Stored data
::::::::

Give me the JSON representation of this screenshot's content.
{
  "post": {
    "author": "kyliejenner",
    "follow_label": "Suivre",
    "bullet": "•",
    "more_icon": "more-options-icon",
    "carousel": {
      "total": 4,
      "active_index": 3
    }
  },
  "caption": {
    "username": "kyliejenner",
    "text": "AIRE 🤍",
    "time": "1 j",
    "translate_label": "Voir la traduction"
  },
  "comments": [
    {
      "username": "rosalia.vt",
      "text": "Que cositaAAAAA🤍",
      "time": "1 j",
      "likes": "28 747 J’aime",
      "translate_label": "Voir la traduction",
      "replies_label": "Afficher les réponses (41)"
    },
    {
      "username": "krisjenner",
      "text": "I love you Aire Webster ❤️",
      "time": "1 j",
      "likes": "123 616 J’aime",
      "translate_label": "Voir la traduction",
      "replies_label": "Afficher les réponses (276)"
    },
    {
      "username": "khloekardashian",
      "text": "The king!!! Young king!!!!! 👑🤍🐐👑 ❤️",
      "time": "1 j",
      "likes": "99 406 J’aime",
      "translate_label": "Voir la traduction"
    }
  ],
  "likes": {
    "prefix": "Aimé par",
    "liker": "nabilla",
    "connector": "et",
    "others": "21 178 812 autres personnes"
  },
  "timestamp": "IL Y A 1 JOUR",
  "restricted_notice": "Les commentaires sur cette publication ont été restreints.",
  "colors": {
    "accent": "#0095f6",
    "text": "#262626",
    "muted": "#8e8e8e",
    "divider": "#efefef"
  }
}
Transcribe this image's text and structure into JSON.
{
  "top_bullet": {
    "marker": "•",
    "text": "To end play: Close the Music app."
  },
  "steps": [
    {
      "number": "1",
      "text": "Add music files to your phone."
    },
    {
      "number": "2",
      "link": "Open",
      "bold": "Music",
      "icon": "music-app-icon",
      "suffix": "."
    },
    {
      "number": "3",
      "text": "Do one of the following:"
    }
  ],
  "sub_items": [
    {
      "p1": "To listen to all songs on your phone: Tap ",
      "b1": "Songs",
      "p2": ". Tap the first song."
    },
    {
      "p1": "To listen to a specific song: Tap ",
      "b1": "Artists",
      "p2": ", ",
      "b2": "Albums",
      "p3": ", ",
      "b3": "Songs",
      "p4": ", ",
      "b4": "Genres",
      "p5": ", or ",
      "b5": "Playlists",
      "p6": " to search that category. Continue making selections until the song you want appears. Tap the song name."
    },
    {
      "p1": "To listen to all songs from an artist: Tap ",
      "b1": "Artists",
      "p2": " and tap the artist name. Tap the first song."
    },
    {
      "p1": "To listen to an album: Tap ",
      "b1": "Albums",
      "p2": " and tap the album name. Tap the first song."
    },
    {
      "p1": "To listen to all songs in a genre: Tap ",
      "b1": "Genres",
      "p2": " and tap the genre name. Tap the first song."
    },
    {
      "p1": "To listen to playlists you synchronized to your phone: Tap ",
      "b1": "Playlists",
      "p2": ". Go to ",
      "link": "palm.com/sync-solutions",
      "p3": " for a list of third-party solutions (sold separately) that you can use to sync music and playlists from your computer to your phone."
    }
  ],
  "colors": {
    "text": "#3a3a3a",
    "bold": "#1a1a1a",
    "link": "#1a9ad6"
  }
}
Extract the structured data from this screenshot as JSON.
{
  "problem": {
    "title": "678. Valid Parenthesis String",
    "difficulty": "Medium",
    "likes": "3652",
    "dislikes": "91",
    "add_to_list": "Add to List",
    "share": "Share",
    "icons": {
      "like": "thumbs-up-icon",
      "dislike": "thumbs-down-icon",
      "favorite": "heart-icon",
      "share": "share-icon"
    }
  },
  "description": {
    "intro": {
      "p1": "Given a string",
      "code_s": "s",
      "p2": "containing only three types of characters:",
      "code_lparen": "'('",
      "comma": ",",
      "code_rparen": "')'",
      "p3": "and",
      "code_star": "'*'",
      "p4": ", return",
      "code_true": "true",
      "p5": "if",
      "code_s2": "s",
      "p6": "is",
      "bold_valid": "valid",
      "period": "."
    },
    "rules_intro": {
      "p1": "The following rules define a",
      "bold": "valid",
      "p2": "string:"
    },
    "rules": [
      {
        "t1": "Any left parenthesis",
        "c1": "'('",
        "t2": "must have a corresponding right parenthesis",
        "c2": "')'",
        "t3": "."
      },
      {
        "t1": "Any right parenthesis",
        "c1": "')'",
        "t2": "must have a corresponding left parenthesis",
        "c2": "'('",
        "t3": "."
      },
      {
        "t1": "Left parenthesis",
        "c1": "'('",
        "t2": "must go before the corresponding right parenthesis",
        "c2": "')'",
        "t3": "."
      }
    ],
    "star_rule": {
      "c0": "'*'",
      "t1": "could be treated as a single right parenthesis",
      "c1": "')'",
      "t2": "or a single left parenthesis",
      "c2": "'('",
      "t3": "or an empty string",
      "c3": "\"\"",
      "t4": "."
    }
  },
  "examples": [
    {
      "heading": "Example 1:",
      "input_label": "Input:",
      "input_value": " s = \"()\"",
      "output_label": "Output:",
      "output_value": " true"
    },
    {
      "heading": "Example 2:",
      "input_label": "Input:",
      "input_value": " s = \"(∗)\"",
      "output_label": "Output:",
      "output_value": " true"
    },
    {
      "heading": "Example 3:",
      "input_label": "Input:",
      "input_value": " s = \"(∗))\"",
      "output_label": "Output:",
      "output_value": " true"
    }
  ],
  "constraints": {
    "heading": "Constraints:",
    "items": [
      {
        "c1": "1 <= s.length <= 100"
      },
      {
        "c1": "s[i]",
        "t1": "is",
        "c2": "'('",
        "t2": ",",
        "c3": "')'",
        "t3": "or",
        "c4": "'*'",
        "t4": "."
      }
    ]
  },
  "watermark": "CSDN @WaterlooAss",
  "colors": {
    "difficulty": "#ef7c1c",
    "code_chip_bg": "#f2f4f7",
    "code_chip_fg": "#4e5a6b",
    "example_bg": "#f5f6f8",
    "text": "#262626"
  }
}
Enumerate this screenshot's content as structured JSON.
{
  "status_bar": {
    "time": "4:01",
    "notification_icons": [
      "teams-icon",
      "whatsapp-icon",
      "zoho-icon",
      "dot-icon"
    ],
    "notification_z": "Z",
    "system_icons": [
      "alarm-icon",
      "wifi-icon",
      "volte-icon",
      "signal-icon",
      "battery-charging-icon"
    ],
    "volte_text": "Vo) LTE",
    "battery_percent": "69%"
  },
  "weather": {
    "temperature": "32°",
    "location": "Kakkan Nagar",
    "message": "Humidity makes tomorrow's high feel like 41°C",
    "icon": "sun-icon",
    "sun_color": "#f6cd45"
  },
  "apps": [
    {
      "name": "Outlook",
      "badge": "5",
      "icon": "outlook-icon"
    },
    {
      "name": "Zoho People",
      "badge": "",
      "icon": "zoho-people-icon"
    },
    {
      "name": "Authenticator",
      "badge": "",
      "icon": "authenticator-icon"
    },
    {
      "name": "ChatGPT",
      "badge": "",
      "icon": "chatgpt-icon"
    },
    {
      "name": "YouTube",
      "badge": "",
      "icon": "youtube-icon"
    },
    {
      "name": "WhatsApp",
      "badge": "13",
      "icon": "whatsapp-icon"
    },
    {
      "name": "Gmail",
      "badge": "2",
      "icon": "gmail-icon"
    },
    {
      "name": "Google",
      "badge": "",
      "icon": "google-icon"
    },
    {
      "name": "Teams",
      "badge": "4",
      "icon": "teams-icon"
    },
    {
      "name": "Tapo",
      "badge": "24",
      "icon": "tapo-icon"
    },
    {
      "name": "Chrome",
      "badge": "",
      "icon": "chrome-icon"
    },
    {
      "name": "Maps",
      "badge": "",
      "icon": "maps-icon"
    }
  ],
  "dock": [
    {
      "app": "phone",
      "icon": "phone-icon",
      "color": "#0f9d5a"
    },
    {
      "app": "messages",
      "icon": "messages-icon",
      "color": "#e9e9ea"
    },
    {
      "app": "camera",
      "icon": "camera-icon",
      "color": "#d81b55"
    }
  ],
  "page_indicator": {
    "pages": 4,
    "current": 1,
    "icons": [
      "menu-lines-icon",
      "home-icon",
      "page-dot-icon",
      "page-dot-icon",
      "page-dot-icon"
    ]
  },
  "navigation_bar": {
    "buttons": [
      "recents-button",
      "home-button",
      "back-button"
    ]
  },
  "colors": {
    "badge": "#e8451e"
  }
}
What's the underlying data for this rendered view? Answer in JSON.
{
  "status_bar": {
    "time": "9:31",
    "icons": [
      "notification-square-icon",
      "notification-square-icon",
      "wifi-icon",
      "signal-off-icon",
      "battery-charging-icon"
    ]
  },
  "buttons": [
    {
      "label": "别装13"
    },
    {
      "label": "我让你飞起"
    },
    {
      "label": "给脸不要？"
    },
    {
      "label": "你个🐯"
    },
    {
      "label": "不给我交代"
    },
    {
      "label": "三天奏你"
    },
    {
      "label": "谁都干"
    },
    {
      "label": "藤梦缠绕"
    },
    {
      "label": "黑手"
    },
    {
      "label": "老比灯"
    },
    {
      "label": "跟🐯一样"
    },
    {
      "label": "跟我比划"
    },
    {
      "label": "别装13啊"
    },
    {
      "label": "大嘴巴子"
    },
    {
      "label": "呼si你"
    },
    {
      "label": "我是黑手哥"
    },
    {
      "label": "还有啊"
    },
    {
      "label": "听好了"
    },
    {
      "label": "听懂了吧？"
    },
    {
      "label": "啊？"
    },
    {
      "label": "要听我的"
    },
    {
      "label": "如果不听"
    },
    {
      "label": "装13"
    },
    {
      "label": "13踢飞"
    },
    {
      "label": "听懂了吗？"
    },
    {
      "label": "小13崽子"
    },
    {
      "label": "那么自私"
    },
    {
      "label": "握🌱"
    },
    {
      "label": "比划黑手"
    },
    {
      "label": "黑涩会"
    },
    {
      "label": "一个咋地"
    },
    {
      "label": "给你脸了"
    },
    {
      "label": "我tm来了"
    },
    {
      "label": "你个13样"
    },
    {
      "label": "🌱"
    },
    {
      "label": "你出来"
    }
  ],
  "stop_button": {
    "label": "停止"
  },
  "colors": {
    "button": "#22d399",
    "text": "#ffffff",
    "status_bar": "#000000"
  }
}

::::::::

REQUEST:
Each line that holds the word "Voir" should be extracted from the records.

SOLUTION TO THE PROBLEM:
    "translate_label": "Voir la traduction"
      "translate_label": "Voir la traduction",
      "translate_label": "Voir la traduction",
      "translate_label": "Voir la traduction"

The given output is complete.